▸ WHAT IS REQUIRED: Identify and copy all lines of the material where the string "направления" is found.

Saved entries
□ □ □ □ □
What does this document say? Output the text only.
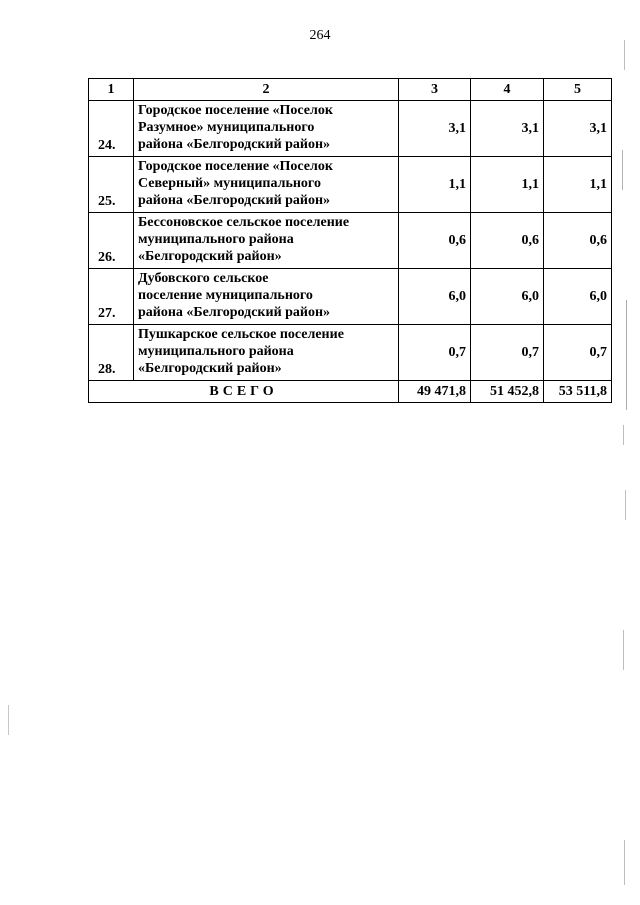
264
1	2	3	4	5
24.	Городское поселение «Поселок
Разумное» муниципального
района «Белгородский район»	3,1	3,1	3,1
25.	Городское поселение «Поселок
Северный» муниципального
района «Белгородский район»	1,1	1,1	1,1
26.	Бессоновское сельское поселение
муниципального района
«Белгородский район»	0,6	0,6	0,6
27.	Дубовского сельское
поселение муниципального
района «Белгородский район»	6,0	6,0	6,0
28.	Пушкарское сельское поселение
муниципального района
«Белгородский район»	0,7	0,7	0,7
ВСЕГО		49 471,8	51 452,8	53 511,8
□ □ □ □ □
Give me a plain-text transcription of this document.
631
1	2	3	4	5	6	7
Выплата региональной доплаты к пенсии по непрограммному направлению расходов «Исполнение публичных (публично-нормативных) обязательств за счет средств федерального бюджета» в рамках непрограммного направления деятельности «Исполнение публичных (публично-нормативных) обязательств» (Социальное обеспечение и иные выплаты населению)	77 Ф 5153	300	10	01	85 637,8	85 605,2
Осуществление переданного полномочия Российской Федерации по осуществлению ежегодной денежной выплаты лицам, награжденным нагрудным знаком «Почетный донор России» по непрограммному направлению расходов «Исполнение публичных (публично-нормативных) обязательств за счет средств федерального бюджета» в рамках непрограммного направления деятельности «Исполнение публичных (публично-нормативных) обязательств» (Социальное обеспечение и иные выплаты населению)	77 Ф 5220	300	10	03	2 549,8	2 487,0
□ □ □ □ □
▸ EXERCISE RESPONSE:
Выплата региональной доплаты к пенсии по непрограммному направлению расходов «Исполнение публичных (публично-нормативных) обязательств за счет средств федерального бюджета» в рамках непрограммного направления деятельности «Исполнение публичных (публично-нормативных) обязательств» (Социальное обеспечение и иные выплаты населению)	77 Ф 5153	300	10	01	85 637,8	85 605,2
Осуществление переданного полномочия Российской Федерации по осуществлению ежегодной денежной выплаты лицам, награжденным нагрудным знаком «Почетный донор России» по непрограммному направлению расходов «Исполнение публичных (публично-нормативных) обязательств за счет средств федерального бюджета» в рамках непрограммного направления деятельности «Исполнение публичных (публично-нормативных) обязательств» (Социальное обеспечение и иные выплаты населению)	77 Ф 5220	300	10	03	2 549,8	2 487,0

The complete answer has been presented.